▸ **Required task**
The records that follow must be reproduced in full, exactly as written.

▸ **Data shown**

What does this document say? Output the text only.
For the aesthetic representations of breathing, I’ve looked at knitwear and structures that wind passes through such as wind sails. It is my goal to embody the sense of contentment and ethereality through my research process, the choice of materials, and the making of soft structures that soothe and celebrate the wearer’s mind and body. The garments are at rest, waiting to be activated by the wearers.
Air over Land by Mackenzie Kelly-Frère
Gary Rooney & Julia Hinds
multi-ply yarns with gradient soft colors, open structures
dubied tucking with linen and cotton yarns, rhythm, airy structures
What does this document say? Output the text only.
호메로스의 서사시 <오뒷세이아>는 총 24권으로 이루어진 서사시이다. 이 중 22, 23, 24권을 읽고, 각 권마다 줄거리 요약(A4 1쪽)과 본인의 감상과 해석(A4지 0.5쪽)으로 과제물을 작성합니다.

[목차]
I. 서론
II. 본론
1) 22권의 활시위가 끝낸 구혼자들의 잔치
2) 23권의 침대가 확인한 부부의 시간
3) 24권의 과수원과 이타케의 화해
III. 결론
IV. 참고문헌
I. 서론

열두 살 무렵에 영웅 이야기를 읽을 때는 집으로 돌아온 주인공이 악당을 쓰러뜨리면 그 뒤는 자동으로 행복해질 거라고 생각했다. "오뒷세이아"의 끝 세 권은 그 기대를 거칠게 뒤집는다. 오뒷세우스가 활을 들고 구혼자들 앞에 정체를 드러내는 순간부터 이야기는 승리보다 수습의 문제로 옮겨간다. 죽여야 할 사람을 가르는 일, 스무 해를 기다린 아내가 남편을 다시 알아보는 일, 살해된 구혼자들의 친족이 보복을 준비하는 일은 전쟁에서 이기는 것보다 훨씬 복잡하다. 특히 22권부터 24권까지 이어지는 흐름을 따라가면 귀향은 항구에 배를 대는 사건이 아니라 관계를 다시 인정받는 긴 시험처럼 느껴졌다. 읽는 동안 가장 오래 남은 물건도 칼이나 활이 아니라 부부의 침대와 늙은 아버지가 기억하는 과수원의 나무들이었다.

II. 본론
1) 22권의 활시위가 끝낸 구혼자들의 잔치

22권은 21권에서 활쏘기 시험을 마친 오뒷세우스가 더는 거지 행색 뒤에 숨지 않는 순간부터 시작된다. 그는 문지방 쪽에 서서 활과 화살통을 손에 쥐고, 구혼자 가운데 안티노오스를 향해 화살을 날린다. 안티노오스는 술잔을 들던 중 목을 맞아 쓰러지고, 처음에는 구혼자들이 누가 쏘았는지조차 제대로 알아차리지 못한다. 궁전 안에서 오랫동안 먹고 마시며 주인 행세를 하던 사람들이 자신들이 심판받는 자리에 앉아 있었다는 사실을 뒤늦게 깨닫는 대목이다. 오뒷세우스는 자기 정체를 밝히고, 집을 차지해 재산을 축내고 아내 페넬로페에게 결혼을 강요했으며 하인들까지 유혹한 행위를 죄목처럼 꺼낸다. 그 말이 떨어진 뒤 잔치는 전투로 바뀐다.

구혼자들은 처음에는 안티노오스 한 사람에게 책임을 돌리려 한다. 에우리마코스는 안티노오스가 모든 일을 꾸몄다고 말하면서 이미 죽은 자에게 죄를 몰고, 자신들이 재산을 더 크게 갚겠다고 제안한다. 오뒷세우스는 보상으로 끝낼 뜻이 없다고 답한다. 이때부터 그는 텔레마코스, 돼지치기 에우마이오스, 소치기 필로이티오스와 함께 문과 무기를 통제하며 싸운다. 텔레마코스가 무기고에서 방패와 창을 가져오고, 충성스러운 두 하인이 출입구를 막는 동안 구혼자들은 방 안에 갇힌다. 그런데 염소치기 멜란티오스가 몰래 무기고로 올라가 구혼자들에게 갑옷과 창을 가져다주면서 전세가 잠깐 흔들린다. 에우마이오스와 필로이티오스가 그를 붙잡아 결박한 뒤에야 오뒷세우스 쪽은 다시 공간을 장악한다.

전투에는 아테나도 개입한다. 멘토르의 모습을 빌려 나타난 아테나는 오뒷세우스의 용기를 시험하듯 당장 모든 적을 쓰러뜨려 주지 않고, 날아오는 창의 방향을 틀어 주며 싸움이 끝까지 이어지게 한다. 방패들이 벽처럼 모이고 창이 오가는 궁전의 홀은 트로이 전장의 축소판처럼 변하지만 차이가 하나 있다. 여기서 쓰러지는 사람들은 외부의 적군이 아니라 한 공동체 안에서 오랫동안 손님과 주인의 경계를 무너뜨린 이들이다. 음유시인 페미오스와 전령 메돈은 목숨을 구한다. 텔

▸ **Answer in full**
What does this document say? Output the text only.
For the aesthetic representations of breathing, I’ve looked at knitwear and structures that wind passes through such as wind sails. It is my goal to embody the sense of contentment and ethereality through my research process, the choice of materials, and the making of soft structures that soothe and celebrate the wearer’s mind and body. The garments are at rest, waiting to be activated by the wearers.
Air over Land by Mackenzie Kelly-Frère
Gary Rooney & Julia Hinds
multi-ply yarns with gradient soft colors, open structures
dubied tucking with linen and cotton yarns, rhythm, airy structures
What does this document say? Output the text only.
호메로스의 서사시 <오뒷세이아>는 총 24권으로 이루어진 서사시이다. 이 중 22, 23, 24권을 읽고, 각 권마다 줄거리 요약(A4 1쪽)과 본인의 감상과 해석(A4지 0.5쪽)으로 과제물을 작성합니다.

[목차]
I. 서론
II. 본론
1) 22권의 활시위가 끝낸 구혼자들의 잔치
2) 23권의 침대가 확인한 부부의 시간
3) 24권의 과수원과 이타케의 화해
III. 결론
IV. 참고문헌
I. 서론

열두 살 무렵에 영웅 이야기를 읽을 때는 집으로 돌아온 주인공이 악당을 쓰러뜨리면 그 뒤는 자동으로 행복해질 거라고 생각했다. "오뒷세이아"의 끝 세 권은 그 기대를 거칠게 뒤집는다. 오뒷세우스가 활을 들고 구혼자들 앞에 정체를 드러내는 순간부터 이야기는 승리보다 수습의 문제로 옮겨간다. 죽여야 할 사람을 가르는 일, 스무 해를 기다린 아내가 남편을 다시 알아보는 일, 살해된 구혼자들의 친족이 보복을 준비하는 일은 전쟁에서 이기는 것보다 훨씬 복잡하다. 특히 22권부터 24권까지 이어지는 흐름을 따라가면 귀향은 항구에 배를 대는 사건이 아니라 관계를 다시 인정받는 긴 시험처럼 느껴졌다. 읽는 동안 가장 오래 남은 물건도 칼이나 활이 아니라 부부의 침대와 늙은 아버지가 기억하는 과수원의 나무들이었다.

II. 본론
1) 22권의 활시위가 끝낸 구혼자들의 잔치

22권은 21권에서 활쏘기 시험을 마친 오뒷세우스가 더는 거지 행색 뒤에 숨지 않는 순간부터 시작된다. 그는 문지방 쪽에 서서 활과 화살통을 손에 쥐고, 구혼자 가운데 안티노오스를 향해 화살을 날린다. 안티노오스는 술잔을 들던 중 목을 맞아 쓰러지고, 처음에는 구혼자들이 누가 쏘았는지조차 제대로 알아차리지 못한다. 궁전 안에서 오랫동안 먹고 마시며 주인 행세를 하던 사람들이 자신들이 심판받는 자리에 앉아 있었다는 사실을 뒤늦게 깨닫는 대목이다. 오뒷세우스는 자기 정체를 밝히고, 집을 차지해 재산을 축내고 아내 페넬로페에게 결혼을 강요했으며 하인들까지 유혹한 행위를 죄목처럼 꺼낸다. 그 말이 떨어진 뒤 잔치는 전투로 바뀐다.

구혼자들은 처음에는 안티노오스 한 사람에게 책임을 돌리려 한다. 에우리마코스는 안티노오스가 모든 일을 꾸몄다고 말하면서 이미 죽은 자에게 죄를 몰고, 자신들이 재산을 더 크게 갚겠다고 제안한다. 오뒷세우스는 보상으로 끝낼 뜻이 없다고 답한다. 이때부터 그는 텔레마코스, 돼지치기 에우마이오스, 소치기 필로이티오스와 함께 문과 무기를 통제하며 싸운다. 텔레마코스가 무기고에서 방패와 창을 가져오고, 충성스러운 두 하인이 출입구를 막는 동안 구혼자들은 방 안에 갇힌다. 그런데 염소치기 멜란티오스가 몰래 무기고로 올라가 구혼자들에게 갑옷과 창을 가져다주면서 전세가 잠깐 흔들린다. 에우마이오스와 필로이티오스가 그를 붙잡아 결박한 뒤에야 오뒷세우스 쪽은 다시 공간을 장악한다.

전투에는 아테나도 개입한다. 멘토르의 모습을 빌려 나타난 아테나는 오뒷세우스의 용기를 시험하듯 당장 모든 적을 쓰러뜨려 주지 않고, 날아오는 창의 방향을 틀어 주며 싸움이 끝까지 이어지게 한다. 방패들이 벽처럼 모이고 창이 오가는 궁전의 홀은 트로이 전장의 축소판처럼 변하지만 차이가 하나 있다. 여기서 쓰러지는 사람들은 외부의 적군이 아니라 한 공동체 안에서 오랫동안 손님과 주인의 경계를 무너뜨린 이들이다. 음유시인 페미오스와 전령 메돈은 목숨을 구한다. 텔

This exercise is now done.